[INPUT FOR THIS TASK start]
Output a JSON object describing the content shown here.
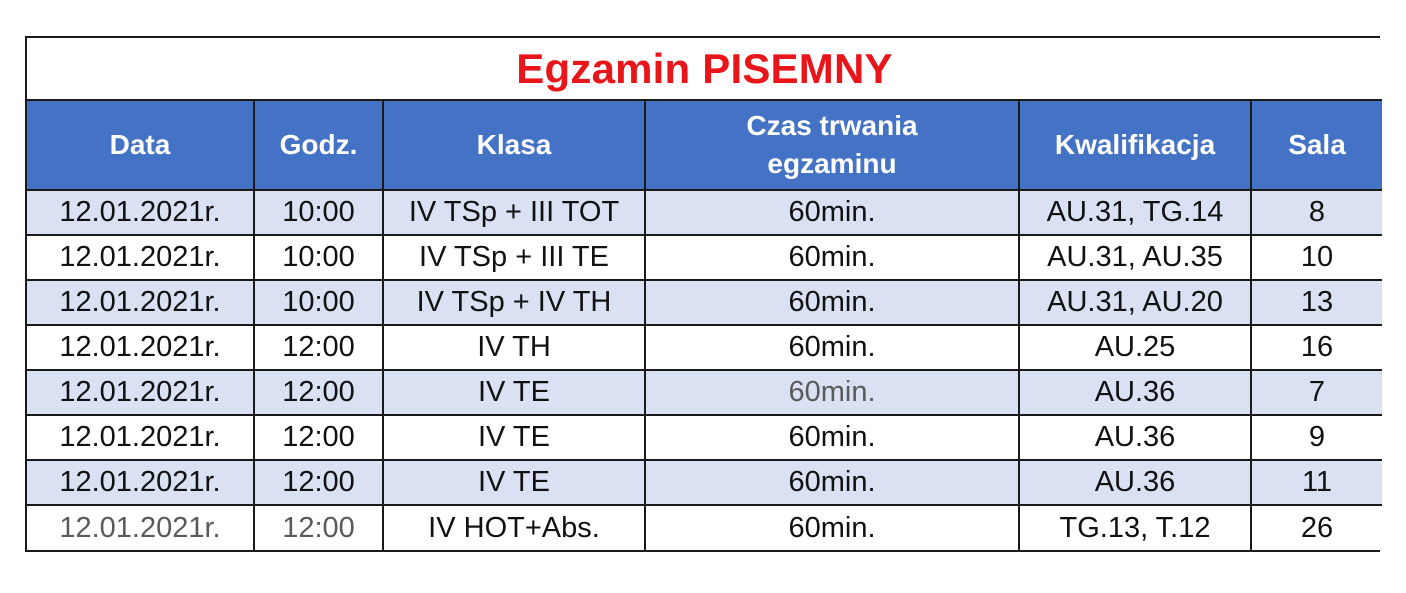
{
  "title": "Egzamin PISEMNY",
  "headers": {
    "date": "Data",
    "time": "Godz.",
    "class": "Klasa",
    "duration_line1": "Czas trwania",
    "duration_line2": "egzaminu",
    "qualification": "Kwalifikacja",
    "room": "Sala"
  },
  "colors": {
    "title": "#e8151b",
    "header_bg": "#4472c4",
    "header_text": "#ffffff",
    "shaded_row": "#d9e1f2"
  },
  "rows": [
    {
      "date": "12.01.2021r.",
      "time": "10:00",
      "class": "IV TSp + III TOT",
      "duration": "60min.",
      "qualification": "AU.31, TG.14",
      "room": "8"
    },
    {
      "date": "12.01.2021r.",
      "time": "10:00",
      "class": "IV TSp + III TE",
      "duration": "60min.",
      "qualification": "AU.31, AU.35",
      "room": "10"
    },
    {
      "date": "12.01.2021r.",
      "time": "10:00",
      "class": "IV TSp + IV TH",
      "duration": "60min.",
      "qualification": "AU.31, AU.20",
      "room": "13"
    },
    {
      "date": "12.01.2021r.",
      "time": "12:00",
      "class": "IV TH",
      "duration": "60min.",
      "qualification": "AU.25",
      "room": "16"
    },
    {
      "date": "12.01.2021r.",
      "time": "12:00",
      "class": "IV TE",
      "duration": "60min.",
      "qualification": "AU.36",
      "room": "7"
    },
    {
      "date": "12.01.2021r.",
      "time": "12:00",
      "class": "IV TE",
      "duration": "60min.",
      "qualification": "AU.36",
      "room": "9"
    },
    {
      "date": "12.01.2021r.",
      "time": "12:00",
      "class": "IV TE",
      "duration": "60min.",
      "qualification": "AU.36",
      "room": "11"
    },
    {
      "date": "12.01.2021r.",
      "time": "12:00",
      "class": "IV HOT+Abs.",
      "duration": "60min.",
      "qualification": "TG.13, T.12",
      "room": "26"
    }
  ]
}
[INPUT FOR THIS TASK end]
PROMPT. Pick out each line containing "class" and report it.

ANSWER FOR THE TASK.
    "class": "Klasa",
      "class": "IV TSp + III TOT",
      "class": "IV TSp + III TE",
      "class": "IV TSp + IV TH",
      "class": "IV TH",
      "class": "IV TE",
      "class": "IV TE",
      "class": "IV TE",
      "class": "IV HOT+Abs.",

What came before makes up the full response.